--- Begin ---

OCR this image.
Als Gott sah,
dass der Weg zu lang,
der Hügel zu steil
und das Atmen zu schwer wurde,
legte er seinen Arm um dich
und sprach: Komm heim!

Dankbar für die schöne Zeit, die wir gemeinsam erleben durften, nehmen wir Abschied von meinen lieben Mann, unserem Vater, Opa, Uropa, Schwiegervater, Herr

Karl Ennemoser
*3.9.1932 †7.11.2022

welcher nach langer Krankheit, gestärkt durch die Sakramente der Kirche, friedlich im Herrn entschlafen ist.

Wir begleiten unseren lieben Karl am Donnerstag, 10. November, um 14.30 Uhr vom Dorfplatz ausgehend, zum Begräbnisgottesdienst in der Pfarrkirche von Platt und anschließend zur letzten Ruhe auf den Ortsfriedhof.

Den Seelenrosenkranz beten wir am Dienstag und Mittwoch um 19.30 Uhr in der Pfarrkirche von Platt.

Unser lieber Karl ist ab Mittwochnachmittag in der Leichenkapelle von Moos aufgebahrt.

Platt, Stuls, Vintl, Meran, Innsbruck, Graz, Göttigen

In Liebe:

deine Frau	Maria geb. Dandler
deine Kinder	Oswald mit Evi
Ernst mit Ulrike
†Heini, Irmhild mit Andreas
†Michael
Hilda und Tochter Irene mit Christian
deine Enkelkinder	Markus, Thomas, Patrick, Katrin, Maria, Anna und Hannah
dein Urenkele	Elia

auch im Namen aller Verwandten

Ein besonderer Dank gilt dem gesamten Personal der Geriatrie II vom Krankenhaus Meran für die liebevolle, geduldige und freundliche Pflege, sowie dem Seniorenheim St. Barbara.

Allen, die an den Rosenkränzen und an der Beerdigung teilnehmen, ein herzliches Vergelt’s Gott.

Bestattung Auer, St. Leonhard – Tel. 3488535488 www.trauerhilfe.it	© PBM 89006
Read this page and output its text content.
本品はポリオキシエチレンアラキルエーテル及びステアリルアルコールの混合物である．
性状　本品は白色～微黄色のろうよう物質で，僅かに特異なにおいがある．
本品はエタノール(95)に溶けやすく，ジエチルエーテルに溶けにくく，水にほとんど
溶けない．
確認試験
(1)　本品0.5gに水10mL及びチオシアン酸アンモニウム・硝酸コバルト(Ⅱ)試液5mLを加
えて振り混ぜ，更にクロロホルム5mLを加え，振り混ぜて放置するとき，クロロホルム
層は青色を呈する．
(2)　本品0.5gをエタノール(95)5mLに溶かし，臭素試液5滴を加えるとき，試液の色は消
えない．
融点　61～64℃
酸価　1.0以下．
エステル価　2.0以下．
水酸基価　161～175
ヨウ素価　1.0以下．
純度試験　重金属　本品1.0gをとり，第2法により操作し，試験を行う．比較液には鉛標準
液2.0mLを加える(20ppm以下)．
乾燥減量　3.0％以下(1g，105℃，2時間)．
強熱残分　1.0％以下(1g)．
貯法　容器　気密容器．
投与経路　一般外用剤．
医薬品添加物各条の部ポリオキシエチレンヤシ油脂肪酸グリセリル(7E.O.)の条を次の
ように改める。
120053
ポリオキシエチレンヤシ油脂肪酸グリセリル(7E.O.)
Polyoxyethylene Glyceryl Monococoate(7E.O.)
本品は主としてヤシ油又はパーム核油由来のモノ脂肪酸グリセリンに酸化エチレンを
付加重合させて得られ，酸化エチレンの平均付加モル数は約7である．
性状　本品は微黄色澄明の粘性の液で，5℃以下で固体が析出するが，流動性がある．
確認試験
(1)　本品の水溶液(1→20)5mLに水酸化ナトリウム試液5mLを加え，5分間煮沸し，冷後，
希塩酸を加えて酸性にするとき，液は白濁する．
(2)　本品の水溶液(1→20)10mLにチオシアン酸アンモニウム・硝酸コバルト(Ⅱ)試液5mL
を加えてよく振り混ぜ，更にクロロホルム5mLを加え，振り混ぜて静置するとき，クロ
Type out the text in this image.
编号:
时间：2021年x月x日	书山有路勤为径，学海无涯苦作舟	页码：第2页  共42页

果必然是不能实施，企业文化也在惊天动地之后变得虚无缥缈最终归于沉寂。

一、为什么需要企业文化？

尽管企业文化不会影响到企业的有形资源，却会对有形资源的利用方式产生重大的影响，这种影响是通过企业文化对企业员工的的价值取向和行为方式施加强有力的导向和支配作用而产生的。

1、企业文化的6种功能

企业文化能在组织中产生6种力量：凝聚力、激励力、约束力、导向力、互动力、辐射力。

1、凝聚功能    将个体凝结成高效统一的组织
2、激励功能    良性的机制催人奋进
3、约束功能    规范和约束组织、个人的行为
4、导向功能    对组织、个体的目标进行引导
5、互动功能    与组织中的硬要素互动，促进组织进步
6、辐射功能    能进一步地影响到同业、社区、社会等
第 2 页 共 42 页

--- End ---

■ Stated goal ■
Copy each line of the data that contains the word "Pfarrkirche".

■ Response to this task ■
Wir begleiten unseren lieben Karl am Donnerstag, 10. November, um 14.30 Uhr vom Dorfplatz ausgehend, zum Begräbnisgottesdienst in der Pfarrkirche von Platt und anschließend zur letzten Ruhe auf den Ortsfriedhof.
Den Seelenrosenkranz beten wir am Dienstag und Mittwoch um 19.30 Uhr in der Pfarrkirche von Platt.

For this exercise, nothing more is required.